_Material shown_.
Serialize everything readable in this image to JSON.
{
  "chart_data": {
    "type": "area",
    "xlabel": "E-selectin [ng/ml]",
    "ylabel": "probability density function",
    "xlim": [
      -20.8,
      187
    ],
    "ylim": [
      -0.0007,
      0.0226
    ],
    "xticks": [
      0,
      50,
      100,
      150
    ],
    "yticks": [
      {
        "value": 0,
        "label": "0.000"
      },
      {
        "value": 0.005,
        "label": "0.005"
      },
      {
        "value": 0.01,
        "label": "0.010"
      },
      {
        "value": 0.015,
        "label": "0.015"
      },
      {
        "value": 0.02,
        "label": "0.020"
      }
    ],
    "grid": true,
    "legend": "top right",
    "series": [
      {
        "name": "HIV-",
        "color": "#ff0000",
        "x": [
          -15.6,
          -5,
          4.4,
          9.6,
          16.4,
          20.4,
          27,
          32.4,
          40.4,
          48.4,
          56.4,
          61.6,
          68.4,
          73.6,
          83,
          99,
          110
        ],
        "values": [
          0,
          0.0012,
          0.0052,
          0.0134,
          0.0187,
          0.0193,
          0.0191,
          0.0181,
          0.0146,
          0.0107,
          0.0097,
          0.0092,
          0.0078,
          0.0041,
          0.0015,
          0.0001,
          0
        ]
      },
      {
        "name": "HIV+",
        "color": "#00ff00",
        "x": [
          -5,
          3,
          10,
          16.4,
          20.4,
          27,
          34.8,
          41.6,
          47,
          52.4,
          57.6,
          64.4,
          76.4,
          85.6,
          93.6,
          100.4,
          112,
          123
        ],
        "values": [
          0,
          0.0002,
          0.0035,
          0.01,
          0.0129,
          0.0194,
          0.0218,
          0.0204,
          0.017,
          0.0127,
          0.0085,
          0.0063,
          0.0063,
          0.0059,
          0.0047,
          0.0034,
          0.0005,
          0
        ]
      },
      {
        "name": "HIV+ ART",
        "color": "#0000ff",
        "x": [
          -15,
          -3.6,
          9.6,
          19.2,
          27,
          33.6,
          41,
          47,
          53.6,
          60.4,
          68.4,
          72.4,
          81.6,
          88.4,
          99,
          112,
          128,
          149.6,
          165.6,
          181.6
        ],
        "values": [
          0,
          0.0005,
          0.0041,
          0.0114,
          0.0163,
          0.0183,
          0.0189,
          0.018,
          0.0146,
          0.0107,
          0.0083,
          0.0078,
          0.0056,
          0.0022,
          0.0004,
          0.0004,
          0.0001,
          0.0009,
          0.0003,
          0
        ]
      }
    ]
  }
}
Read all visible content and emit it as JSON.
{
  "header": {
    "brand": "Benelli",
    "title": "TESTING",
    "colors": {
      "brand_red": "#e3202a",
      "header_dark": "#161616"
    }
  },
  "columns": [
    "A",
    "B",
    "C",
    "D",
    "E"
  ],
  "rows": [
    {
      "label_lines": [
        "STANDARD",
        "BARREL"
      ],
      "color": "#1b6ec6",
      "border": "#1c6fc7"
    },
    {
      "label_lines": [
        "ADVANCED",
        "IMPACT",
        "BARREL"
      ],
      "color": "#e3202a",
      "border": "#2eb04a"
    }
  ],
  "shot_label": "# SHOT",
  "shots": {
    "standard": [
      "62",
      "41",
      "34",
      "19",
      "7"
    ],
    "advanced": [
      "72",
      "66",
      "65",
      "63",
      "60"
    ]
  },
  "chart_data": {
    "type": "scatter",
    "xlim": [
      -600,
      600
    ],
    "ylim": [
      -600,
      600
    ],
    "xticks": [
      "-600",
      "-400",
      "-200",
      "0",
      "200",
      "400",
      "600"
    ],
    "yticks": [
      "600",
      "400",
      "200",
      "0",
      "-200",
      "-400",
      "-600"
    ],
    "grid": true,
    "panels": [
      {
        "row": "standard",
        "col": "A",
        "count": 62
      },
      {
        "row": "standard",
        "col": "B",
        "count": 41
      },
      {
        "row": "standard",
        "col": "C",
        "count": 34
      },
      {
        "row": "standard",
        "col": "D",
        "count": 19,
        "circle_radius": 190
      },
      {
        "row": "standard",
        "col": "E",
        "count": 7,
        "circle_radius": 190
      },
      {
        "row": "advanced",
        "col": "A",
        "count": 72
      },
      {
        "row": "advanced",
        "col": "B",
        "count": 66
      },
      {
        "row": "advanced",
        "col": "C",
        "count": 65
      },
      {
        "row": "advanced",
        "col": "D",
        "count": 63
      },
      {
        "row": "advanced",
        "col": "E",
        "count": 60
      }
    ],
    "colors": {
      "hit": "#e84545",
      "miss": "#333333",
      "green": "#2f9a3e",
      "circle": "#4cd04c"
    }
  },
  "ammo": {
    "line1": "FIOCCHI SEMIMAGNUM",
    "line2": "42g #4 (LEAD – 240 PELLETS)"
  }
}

_Goal_.
Make an exact copy of the records.

_Completed exercise_.
Serialize everything readable in this image to JSON.
{
  "chart_data": {
    "type": "area",
    "xlabel": "E-selectin [ng/ml]",
    "ylabel": "probability density function",
    "xlim": [
      -20.8,
      187
    ],
    "ylim": [
      -0.0007,
      0.0226
    ],
    "xticks": [
      0,
      50,
      100,
      150
    ],
    "yticks": [
      {
        "value": 0,
        "label": "0.000"
      },
      {
        "value": 0.005,
        "label": "0.005"
      },
      {
        "value": 0.01,
        "label": "0.010"
      },
      {
        "value": 0.015,
        "label": "0.015"
      },
      {
        "value": 0.02,
        "label": "0.020"
      }
    ],
    "grid": true,
    "legend": "top right",
    "series": [
      {
        "name": "HIV-",
        "color": "#ff0000",
        "x": [
          -15.6,
          -5,
          4.4,
          9.6,
          16.4,
          20.4,
          27,
          32.4,
          40.4,
          48.4,
          56.4,
          61.6,
          68.4,
          73.6,
          83,
          99,
          110
        ],
        "values": [
          0,
          0.0012,
          0.0052,
          0.0134,
          0.0187,
          0.0193,
          0.0191,
          0.0181,
          0.0146,
          0.0107,
          0.0097,
          0.0092,
          0.0078,
          0.0041,
          0.0015,
          0.0001,
          0
        ]
      },
      {
        "name": "HIV+",
        "color": "#00ff00",
        "x": [
          -5,
          3,
          10,
          16.4,
          20.4,
          27,
          34.8,
          41.6,
          47,
          52.4,
          57.6,
          64.4,
          76.4,
          85.6,
          93.6,
          100.4,
          112,
          123
        ],
        "values": [
          0,
          0.0002,
          0.0035,
          0.01,
          0.0129,
          0.0194,
          0.0218,
          0.0204,
          0.017,
          0.0127,
          0.0085,
          0.0063,
          0.0063,
          0.0059,
          0.0047,
          0.0034,
          0.0005,
          0
        ]
      },
      {
        "name": "HIV+ ART",
        "color": "#0000ff",
        "x": [
          -15,
          -3.6,
          9.6,
          19.2,
          27,
          33.6,
          41,
          47,
          53.6,
          60.4,
          68.4,
          72.4,
          81.6,
          88.4,
          99,
          112,
          128,
          149.6,
          165.6,
          181.6
        ],
        "values": [
          0,
          0.0005,
          0.0041,
          0.0114,
          0.0163,
          0.0183,
          0.0189,
          0.018,
          0.0146,
          0.0107,
          0.0083,
          0.0078,
          0.0056,
          0.0022,
          0.0004,
          0.0004,
          0.0001,
          0.0009,
          0.0003,
          0
        ]
      }
    ]
  }
}
Read all visible content and emit it as JSON.
{
  "header": {
    "brand": "Benelli",
    "title": "TESTING",
    "colors": {
      "brand_red": "#e3202a",
      "header_dark": "#161616"
    }
  },
  "columns": [
    "A",
    "B",
    "C",
    "D",
    "E"
  ],
  "rows": [
    {
      "label_lines": [
        "STANDARD",
        "BARREL"
      ],
      "color": "#1b6ec6",
      "border": "#1c6fc7"
    },
    {
      "label_lines": [
        "ADVANCED",
        "IMPACT",
        "BARREL"
      ],
      "color": "#e3202a",
      "border": "#2eb04a"
    }
  ],
  "shot_label": "# SHOT",
  "shots": {
    "standard": [
      "62",
      "41",
      "34",
      "19",
      "7"
    ],
    "advanced": [
      "72",
      "66",
      "65",
      "63",
      "60"
    ]
  },
  "chart_data": {
    "type": "scatter",
    "xlim": [
      -600,
      600
    ],
    "ylim": [
      -600,
      600
    ],
    "xticks": [
      "-600",
      "-400",
      "-200",
      "0",
      "200",
      "400",
      "600"
    ],
    "yticks": [
      "600",
      "400",
      "200",
      "0",
      "-200",
      "-400",
      "-600"
    ],
    "grid": true,
    "panels": [
      {
        "row": "standard",
        "col": "A",
        "count": 62
      },
      {
        "row": "standard",
        "col": "B",
        "count": 41
      },
      {
        "row": "standard",
        "col": "C",
        "count": 34
      },
      {
        "row": "standard",
        "col": "D",
        "count": 19,
        "circle_radius": 190
      },
      {
        "row": "standard",
        "col": "E",
        "count": 7,
        "circle_radius": 190
      },
      {
        "row": "advanced",
        "col": "A",
        "count": 72
      },
      {
        "row": "advanced",
        "col": "B",
        "count": 66
      },
      {
        "row": "advanced",
        "col": "C",
        "count": 65
      },
      {
        "row": "advanced",
        "col": "D",
        "count": 63
      },
      {
        "row": "advanced",
        "col": "E",
        "count": 60
      }
    ],
    "colors": {
      "hit": "#e84545",
      "miss": "#333333",
      "green": "#2f9a3e",
      "circle": "#4cd04c"
    }
  },
  "ammo": {
    "line1": "FIOCCHI SEMIMAGNUM",
    "line2": "42g #4 (LEAD – 240 PELLETS)"
  }
}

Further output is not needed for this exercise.